Figure contents as structured data:
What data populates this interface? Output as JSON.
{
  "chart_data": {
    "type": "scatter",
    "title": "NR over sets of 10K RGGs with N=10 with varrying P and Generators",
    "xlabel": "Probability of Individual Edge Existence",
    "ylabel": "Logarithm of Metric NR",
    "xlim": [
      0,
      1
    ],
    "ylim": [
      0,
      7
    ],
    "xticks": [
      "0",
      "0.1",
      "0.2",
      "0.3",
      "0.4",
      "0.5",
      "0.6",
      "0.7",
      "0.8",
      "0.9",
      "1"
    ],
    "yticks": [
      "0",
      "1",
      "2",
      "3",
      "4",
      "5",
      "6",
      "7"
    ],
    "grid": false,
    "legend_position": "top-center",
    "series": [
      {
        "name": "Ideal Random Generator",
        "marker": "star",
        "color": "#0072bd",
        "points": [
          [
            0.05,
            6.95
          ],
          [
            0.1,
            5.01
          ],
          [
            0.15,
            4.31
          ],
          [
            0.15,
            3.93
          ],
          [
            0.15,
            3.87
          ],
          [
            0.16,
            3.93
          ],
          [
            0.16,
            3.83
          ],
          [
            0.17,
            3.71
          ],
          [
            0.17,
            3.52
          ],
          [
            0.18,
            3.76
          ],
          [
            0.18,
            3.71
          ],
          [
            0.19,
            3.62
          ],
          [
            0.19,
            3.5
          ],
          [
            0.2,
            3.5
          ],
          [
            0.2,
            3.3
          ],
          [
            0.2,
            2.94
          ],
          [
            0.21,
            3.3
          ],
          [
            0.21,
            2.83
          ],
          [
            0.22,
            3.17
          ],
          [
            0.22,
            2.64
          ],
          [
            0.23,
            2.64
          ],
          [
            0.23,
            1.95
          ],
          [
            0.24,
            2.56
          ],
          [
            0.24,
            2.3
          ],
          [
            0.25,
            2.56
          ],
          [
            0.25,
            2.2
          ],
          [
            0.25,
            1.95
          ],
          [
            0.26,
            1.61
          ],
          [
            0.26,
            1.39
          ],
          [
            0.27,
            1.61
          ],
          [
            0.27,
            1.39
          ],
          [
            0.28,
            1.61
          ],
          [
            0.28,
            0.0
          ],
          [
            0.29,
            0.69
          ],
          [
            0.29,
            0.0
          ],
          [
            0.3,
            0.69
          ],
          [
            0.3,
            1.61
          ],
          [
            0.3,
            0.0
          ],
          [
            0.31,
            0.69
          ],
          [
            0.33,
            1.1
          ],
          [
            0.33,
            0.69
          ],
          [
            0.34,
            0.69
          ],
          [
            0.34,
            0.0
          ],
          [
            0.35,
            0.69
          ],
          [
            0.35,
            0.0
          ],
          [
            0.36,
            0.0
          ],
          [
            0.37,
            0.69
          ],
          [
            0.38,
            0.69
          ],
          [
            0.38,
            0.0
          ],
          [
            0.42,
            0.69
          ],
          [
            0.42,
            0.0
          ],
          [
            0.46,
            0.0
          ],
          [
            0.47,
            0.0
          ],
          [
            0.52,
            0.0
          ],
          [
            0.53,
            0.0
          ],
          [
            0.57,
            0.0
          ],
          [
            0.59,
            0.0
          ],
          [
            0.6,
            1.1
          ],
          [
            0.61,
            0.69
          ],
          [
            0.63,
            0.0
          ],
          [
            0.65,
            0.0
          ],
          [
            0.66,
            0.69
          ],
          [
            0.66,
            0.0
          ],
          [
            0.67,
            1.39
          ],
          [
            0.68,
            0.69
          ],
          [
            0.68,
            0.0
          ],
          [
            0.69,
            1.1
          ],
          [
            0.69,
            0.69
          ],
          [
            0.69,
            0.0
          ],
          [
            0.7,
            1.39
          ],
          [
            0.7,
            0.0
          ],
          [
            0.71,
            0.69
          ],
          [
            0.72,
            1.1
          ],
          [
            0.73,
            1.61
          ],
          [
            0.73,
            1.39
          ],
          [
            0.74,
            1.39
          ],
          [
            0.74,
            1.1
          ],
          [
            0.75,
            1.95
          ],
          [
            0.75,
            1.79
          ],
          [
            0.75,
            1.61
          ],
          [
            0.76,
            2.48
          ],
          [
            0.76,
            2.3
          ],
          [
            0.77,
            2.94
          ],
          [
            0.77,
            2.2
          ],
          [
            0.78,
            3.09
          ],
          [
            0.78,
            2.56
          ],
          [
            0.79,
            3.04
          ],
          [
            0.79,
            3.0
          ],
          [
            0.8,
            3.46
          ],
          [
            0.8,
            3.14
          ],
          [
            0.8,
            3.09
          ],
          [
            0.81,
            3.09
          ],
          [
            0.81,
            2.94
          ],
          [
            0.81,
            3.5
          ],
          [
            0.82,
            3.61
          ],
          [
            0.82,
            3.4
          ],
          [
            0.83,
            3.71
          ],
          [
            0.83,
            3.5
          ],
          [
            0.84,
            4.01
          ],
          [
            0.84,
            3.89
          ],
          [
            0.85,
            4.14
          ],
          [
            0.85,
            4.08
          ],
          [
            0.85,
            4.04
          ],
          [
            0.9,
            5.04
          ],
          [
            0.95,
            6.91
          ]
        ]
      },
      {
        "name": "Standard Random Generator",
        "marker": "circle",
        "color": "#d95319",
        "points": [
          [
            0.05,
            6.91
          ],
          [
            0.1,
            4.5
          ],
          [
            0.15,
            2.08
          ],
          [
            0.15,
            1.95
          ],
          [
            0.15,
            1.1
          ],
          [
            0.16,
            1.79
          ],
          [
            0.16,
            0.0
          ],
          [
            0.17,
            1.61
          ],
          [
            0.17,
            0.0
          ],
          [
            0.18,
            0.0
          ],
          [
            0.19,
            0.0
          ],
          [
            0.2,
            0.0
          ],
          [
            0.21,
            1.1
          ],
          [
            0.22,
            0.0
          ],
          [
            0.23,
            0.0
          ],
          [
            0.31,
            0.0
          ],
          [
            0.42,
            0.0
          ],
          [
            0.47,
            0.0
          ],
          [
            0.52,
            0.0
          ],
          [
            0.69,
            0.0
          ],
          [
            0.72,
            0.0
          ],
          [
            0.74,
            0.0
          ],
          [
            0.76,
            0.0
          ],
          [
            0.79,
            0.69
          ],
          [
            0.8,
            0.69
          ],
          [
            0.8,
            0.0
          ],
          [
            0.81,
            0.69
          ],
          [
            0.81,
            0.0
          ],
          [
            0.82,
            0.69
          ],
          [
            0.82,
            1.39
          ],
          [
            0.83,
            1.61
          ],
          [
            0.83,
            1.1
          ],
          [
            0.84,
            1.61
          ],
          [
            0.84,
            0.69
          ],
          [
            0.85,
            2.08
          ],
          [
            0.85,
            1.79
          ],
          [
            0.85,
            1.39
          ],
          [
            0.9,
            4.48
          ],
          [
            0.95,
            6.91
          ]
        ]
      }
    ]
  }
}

Set task:
Return the whole listing exactly, with every line included.

The response:
What data populates this interface? Output as JSON.
{
  "chart_data": {
    "type": "scatter",
    "title": "NR over sets of 10K RGGs with N=10 with varrying P and Generators",
    "xlabel": "Probability of Individual Edge Existence",
    "ylabel": "Logarithm of Metric NR",
    "xlim": [
      0,
      1
    ],
    "ylim": [
      0,
      7
    ],
    "xticks": [
      "0",
      "0.1",
      "0.2",
      "0.3",
      "0.4",
      "0.5",
      "0.6",
      "0.7",
      "0.8",
      "0.9",
      "1"
    ],
    "yticks": [
      "0",
      "1",
      "2",
      "3",
      "4",
      "5",
      "6",
      "7"
    ],
    "grid": false,
    "legend_position": "top-center",
    "series": [
      {
        "name": "Ideal Random Generator",
        "marker": "star",
        "color": "#0072bd",
        "points": [
          [
            0.05,
            6.95
          ],
          [
            0.1,
            5.01
          ],
          [
            0.15,
            4.31
          ],
          [
            0.15,
            3.93
          ],
          [
            0.15,
            3.87
          ],
          [
            0.16,
            3.93
          ],
          [
            0.16,
            3.83
          ],
          [
            0.17,
            3.71
          ],
          [
            0.17,
            3.52
          ],
          [
            0.18,
            3.76
          ],
          [
            0.18,
            3.71
          ],
          [
            0.19,
            3.62
          ],
          [
            0.19,
            3.5
          ],
          [
            0.2,
            3.5
          ],
          [
            0.2,
            3.3
          ],
          [
            0.2,
            2.94
          ],
          [
            0.21,
            3.3
          ],
          [
            0.21,
            2.83
          ],
          [
            0.22,
            3.17
          ],
          [
            0.22,
            2.64
          ],
          [
            0.23,
            2.64
          ],
          [
            0.23,
            1.95
          ],
          [
            0.24,
            2.56
          ],
          [
            0.24,
            2.3
          ],
          [
            0.25,
            2.56
          ],
          [
            0.25,
            2.2
          ],
          [
            0.25,
            1.95
          ],
          [
            0.26,
            1.61
          ],
          [
            0.26,
            1.39
          ],
          [
            0.27,
            1.61
          ],
          [
            0.27,
            1.39
          ],
          [
            0.28,
            1.61
          ],
          [
            0.28,
            0.0
          ],
          [
            0.29,
            0.69
          ],
          [
            0.29,
            0.0
          ],
          [
            0.3,
            0.69
          ],
          [
            0.3,
            1.61
          ],
          [
            0.3,
            0.0
          ],
          [
            0.31,
            0.69
          ],
          [
            0.33,
            1.1
          ],
          [
            0.33,
            0.69
          ],
          [
            0.34,
            0.69
          ],
          [
            0.34,
            0.0
          ],
          [
            0.35,
            0.69
          ],
          [
            0.35,
            0.0
          ],
          [
            0.36,
            0.0
          ],
          [
            0.37,
            0.69
          ],
          [
            0.38,
            0.69
          ],
          [
            0.38,
            0.0
          ],
          [
            0.42,
            0.69
          ],
          [
            0.42,
            0.0
          ],
          [
            0.46,
            0.0
          ],
          [
            0.47,
            0.0
          ],
          [
            0.52,
            0.0
          ],
          [
            0.53,
            0.0
          ],
          [
            0.57,
            0.0
          ],
          [
            0.59,
            0.0
          ],
          [
            0.6,
            1.1
          ],
          [
            0.61,
            0.69
          ],
          [
            0.63,
            0.0
          ],
          [
            0.65,
            0.0
          ],
          [
            0.66,
            0.69
          ],
          [
            0.66,
            0.0
          ],
          [
            0.67,
            1.39
          ],
          [
            0.68,
            0.69
          ],
          [
            0.68,
            0.0
          ],
          [
            0.69,
            1.1
          ],
          [
            0.69,
            0.69
          ],
          [
            0.69,
            0.0
          ],
          [
            0.7,
            1.39
          ],
          [
            0.7,
            0.0
          ],
          [
            0.71,
            0.69
          ],
          [
            0.72,
            1.1
          ],
          [
            0.73,
            1.61
          ],
          [
            0.73,
            1.39
          ],
          [
            0.74,
            1.39
          ],
          [
            0.74,
            1.1
          ],
          [
            0.75,
            1.95
          ],
          [
            0.75,
            1.79
          ],
          [
            0.75,
            1.61
          ],
          [
            0.76,
            2.48
          ],
          [
            0.76,
            2.3
          ],
          [
            0.77,
            2.94
          ],
          [
            0.77,
            2.2
          ],
          [
            0.78,
            3.09
          ],
          [
            0.78,
            2.56
          ],
          [
            0.79,
            3.04
          ],
          [
            0.79,
            3.0
          ],
          [
            0.8,
            3.46
          ],
          [
            0.8,
            3.14
          ],
          [
            0.8,
            3.09
          ],
          [
            0.81,
            3.09
          ],
          [
            0.81,
            2.94
          ],
          [
            0.81,
            3.5
          ],
          [
            0.82,
            3.61
          ],
          [
            0.82,
            3.4
          ],
          [
            0.83,
            3.71
          ],
          [
            0.83,
            3.5
          ],
          [
            0.84,
            4.01
          ],
          [
            0.84,
            3.89
          ],
          [
            0.85,
            4.14
          ],
          [
            0.85,
            4.08
          ],
          [
            0.85,
            4.04
          ],
          [
            0.9,
            5.04
          ],
          [
            0.95,
            6.91
          ]
        ]
      },
      {
        "name": "Standard Random Generator",
        "marker": "circle",
        "color": "#d95319",
        "points": [
          [
            0.05,
            6.91
          ],
          [
            0.1,
            4.5
          ],
          [
            0.15,
            2.08
          ],
          [
            0.15,
            1.95
          ],
          [
            0.15,
            1.1
          ],
          [
            0.16,
            1.79
          ],
          [
            0.16,
            0.0
          ],
          [
            0.17,
            1.61
          ],
          [
            0.17,
            0.0
          ],
          [
            0.18,
            0.0
          ],
          [
            0.19,
            0.0
          ],
          [
            0.2,
            0.0
          ],
          [
            0.21,
            1.1
          ],
          [
            0.22,
            0.0
          ],
          [
            0.23,
            0.0
          ],
          [
            0.31,
            0.0
          ],
          [
            0.42,
            0.0
          ],
          [
            0.47,
            0.0
          ],
          [
            0.52,
            0.0
          ],
          [
            0.69,
            0.0
          ],
          [
            0.72,
            0.0
          ],
          [
            0.74,
            0.0
          ],
          [
            0.76,
            0.0
          ],
          [
            0.79,
            0.69
          ],
          [
            0.8,
            0.69
          ],
          [
            0.8,
            0.0
          ],
          [
            0.81,
            0.69
          ],
          [
            0.81,
            0.0
          ],
          [
            0.82,
            0.69
          ],
          [
            0.82,
            1.39
          ],
          [
            0.83,
            1.61
          ],
          [
            0.83,
            1.1
          ],
          [
            0.84,
            1.61
          ],
          [
            0.84,
            0.69
          ],
          [
            0.85,
            2.08
          ],
          [
            0.85,
            1.79
          ],
          [
            0.85,
            1.39
          ],
          [
            0.9,
            4.48
          ],
          [
            0.95,
            6.91
          ]
        ]
      }
    ]
  }
}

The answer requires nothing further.